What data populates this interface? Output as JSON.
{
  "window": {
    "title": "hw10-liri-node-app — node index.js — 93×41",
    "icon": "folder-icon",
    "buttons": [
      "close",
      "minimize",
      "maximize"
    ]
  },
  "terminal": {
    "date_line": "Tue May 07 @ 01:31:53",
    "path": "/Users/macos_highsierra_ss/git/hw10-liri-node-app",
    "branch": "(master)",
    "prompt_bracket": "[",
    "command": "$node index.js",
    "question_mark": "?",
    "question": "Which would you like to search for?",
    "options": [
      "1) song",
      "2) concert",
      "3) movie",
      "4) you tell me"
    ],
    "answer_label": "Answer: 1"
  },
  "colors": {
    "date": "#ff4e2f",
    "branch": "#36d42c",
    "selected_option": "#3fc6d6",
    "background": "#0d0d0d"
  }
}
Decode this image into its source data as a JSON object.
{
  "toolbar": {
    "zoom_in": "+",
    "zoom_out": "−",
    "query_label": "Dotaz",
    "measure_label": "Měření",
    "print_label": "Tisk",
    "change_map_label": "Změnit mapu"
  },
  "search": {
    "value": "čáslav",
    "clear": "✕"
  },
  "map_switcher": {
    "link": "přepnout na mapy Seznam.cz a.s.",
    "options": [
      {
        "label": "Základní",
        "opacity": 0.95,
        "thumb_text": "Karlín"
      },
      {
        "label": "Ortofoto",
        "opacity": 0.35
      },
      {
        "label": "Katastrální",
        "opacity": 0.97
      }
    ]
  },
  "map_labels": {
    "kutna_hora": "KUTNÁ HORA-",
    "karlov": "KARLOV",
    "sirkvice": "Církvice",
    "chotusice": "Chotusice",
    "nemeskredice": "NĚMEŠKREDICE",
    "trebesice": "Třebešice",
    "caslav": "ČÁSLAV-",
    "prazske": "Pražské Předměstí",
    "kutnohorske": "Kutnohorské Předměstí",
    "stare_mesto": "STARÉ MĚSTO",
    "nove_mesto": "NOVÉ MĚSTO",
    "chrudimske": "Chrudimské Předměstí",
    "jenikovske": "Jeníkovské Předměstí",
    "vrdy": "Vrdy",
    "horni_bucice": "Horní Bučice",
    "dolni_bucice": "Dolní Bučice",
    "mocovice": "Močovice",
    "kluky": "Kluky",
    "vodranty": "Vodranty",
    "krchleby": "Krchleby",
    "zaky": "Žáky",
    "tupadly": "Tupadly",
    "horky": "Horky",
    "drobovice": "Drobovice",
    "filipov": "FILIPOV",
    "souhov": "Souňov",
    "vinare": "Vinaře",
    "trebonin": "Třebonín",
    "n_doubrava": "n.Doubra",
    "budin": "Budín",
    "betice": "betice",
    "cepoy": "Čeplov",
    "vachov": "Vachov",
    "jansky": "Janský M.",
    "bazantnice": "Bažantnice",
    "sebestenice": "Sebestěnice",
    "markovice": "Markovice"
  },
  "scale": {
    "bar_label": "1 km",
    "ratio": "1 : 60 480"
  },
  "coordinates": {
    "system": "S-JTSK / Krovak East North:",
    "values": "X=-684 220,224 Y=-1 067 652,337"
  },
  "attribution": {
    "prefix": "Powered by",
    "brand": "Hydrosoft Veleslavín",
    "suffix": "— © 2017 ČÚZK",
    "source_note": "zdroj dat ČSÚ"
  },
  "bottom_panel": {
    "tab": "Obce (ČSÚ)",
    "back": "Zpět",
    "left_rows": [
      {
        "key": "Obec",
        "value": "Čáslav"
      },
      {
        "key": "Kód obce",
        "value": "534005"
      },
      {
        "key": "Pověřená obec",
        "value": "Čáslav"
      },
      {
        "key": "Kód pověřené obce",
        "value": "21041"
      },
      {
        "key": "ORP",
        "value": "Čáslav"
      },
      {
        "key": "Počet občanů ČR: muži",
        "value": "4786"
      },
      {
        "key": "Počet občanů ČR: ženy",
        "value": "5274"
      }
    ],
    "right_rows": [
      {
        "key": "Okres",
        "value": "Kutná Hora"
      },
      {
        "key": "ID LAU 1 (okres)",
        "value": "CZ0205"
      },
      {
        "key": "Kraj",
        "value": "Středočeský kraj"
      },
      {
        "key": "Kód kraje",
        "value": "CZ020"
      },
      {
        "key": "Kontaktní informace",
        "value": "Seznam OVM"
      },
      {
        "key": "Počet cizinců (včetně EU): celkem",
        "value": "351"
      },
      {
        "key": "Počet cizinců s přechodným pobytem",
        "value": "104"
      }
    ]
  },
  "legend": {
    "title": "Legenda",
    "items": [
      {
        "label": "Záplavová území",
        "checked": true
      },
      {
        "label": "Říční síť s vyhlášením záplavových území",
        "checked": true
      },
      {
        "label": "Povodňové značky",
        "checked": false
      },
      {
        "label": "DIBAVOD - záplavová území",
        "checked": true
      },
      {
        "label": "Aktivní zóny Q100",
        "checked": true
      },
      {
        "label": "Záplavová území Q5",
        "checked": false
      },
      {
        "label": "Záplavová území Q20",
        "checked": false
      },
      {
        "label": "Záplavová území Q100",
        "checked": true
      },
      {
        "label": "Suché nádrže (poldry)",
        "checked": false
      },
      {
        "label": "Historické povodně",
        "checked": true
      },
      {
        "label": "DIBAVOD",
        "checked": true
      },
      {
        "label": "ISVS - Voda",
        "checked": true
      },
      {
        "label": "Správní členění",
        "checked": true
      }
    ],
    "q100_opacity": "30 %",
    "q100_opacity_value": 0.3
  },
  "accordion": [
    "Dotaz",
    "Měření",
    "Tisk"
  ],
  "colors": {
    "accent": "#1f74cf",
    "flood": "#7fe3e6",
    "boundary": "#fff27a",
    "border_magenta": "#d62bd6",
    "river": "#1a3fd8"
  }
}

■ **Stated problem**
Repeat the material from above exactly, word for word.

■ **Result of this task**
What data populates this interface? Output as JSON.
{
  "window": {
    "title": "hw10-liri-node-app — node index.js — 93×41",
    "icon": "folder-icon",
    "buttons": [
      "close",
      "minimize",
      "maximize"
    ]
  },
  "terminal": {
    "date_line": "Tue May 07 @ 01:31:53",
    "path": "/Users/macos_highsierra_ss/git/hw10-liri-node-app",
    "branch": "(master)",
    "prompt_bracket": "[",
    "command": "$node index.js",
    "question_mark": "?",
    "question": "Which would you like to search for?",
    "options": [
      "1) song",
      "2) concert",
      "3) movie",
      "4) you tell me"
    ],
    "answer_label": "Answer: 1"
  },
  "colors": {
    "date": "#ff4e2f",
    "branch": "#36d42c",
    "selected_option": "#3fc6d6",
    "background": "#0d0d0d"
  }
}
Decode this image into its source data as a JSON object.
{
  "toolbar": {
    "zoom_in": "+",
    "zoom_out": "−",
    "query_label": "Dotaz",
    "measure_label": "Měření",
    "print_label": "Tisk",
    "change_map_label": "Změnit mapu"
  },
  "search": {
    "value": "čáslav",
    "clear": "✕"
  },
  "map_switcher": {
    "link": "přepnout na mapy Seznam.cz a.s.",
    "options": [
      {
        "label": "Základní",
        "opacity": 0.95,
        "thumb_text": "Karlín"
      },
      {
        "label": "Ortofoto",
        "opacity": 0.35
      },
      {
        "label": "Katastrální",
        "opacity": 0.97
      }
    ]
  },
  "map_labels": {
    "kutna_hora": "KUTNÁ HORA-",
    "karlov": "KARLOV",
    "sirkvice": "Církvice",
    "chotusice": "Chotusice",
    "nemeskredice": "NĚMEŠKREDICE",
    "trebesice": "Třebešice",
    "caslav": "ČÁSLAV-",
    "prazske": "Pražské Předměstí",
    "kutnohorske": "Kutnohorské Předměstí",
    "stare_mesto": "STARÉ MĚSTO",
    "nove_mesto": "NOVÉ MĚSTO",
    "chrudimske": "Chrudimské Předměstí",
    "jenikovske": "Jeníkovské Předměstí",
    "vrdy": "Vrdy",
    "horni_bucice": "Horní Bučice",
    "dolni_bucice": "Dolní Bučice",
    "mocovice": "Močovice",
    "kluky": "Kluky",
    "vodranty": "Vodranty",
    "krchleby": "Krchleby",
    "zaky": "Žáky",
    "tupadly": "Tupadly",
    "horky": "Horky",
    "drobovice": "Drobovice",
    "filipov": "FILIPOV",
    "souhov": "Souňov",
    "vinare": "Vinaře",
    "trebonin": "Třebonín",
    "n_doubrava": "n.Doubra",
    "budin": "Budín",
    "betice": "betice",
    "cepoy": "Čeplov",
    "vachov": "Vachov",
    "jansky": "Janský M.",
    "bazantnice": "Bažantnice",
    "sebestenice": "Sebestěnice",
    "markovice": "Markovice"
  },
  "scale": {
    "bar_label": "1 km",
    "ratio": "1 : 60 480"
  },
  "coordinates": {
    "system": "S-JTSK / Krovak East North:",
    "values": "X=-684 220,224 Y=-1 067 652,337"
  },
  "attribution": {
    "prefix": "Powered by",
    "brand": "Hydrosoft Veleslavín",
    "suffix": "— © 2017 ČÚZK",
    "source_note": "zdroj dat ČSÚ"
  },
  "bottom_panel": {
    "tab": "Obce (ČSÚ)",
    "back": "Zpět",
    "left_rows": [
      {
        "key": "Obec",
        "value": "Čáslav"
      },
      {
        "key": "Kód obce",
        "value": "534005"
      },
      {
        "key": "Pověřená obec",
        "value": "Čáslav"
      },
      {
        "key": "Kód pověřené obce",
        "value": "21041"
      },
      {
        "key": "ORP",
        "value": "Čáslav"
      },
      {
        "key": "Počet občanů ČR: muži",
        "value": "4786"
      },
      {
        "key": "Počet občanů ČR: ženy",
        "value": "5274"
      }
    ],
    "right_rows": [
      {
        "key": "Okres",
        "value": "Kutná Hora"
      },
      {
        "key": "ID LAU 1 (okres)",
        "value": "CZ0205"
      },
      {
        "key": "Kraj",
        "value": "Středočeský kraj"
      },
      {
        "key": "Kód kraje",
        "value": "CZ020"
      },
      {
        "key": "Kontaktní informace",
        "value": "Seznam OVM"
      },
      {
        "key": "Počet cizinců (včetně EU): celkem",
        "value": "351"
      },
      {
        "key": "Počet cizinců s přechodným pobytem",
        "value": "104"
      }
    ]
  },
  "legend": {
    "title": "Legenda",
    "items": [
      {
        "label": "Záplavová území",
        "checked": true
      },
      {
        "label": "Říční síť s vyhlášením záplavových území",
        "checked": true
      },
      {
        "label": "Povodňové značky",
        "checked": false
      },
      {
        "label": "DIBAVOD - záplavová území",
        "checked": true
      },
      {
        "label": "Aktivní zóny Q100",
        "checked": true
      },
      {
        "label": "Záplavová území Q5",
        "checked": false
      },
      {
        "label": "Záplavová území Q20",
        "checked": false
      },
      {
        "label": "Záplavová území Q100",
        "checked": true
      },
      {
        "label": "Suché nádrže (poldry)",
        "checked": false
      },
      {
        "label": "Historické povodně",
        "checked": true
      },
      {
        "label": "DIBAVOD",
        "checked": true
      },
      {
        "label": "ISVS - Voda",
        "checked": true
      },
      {
        "label": "Správní členění",
        "checked": true
      }
    ],
    "q100_opacity": "30 %",
    "q100_opacity_value": 0.3
  },
  "accordion": [
    "Dotaz",
    "Měření",
    "Tisk"
  ],
  "colors": {
    "accent": "#1f74cf",
    "flood": "#7fe3e6",
    "boundary": "#fff27a",
    "border_magenta": "#d62bd6",
    "river": "#1a3fd8"
  }
}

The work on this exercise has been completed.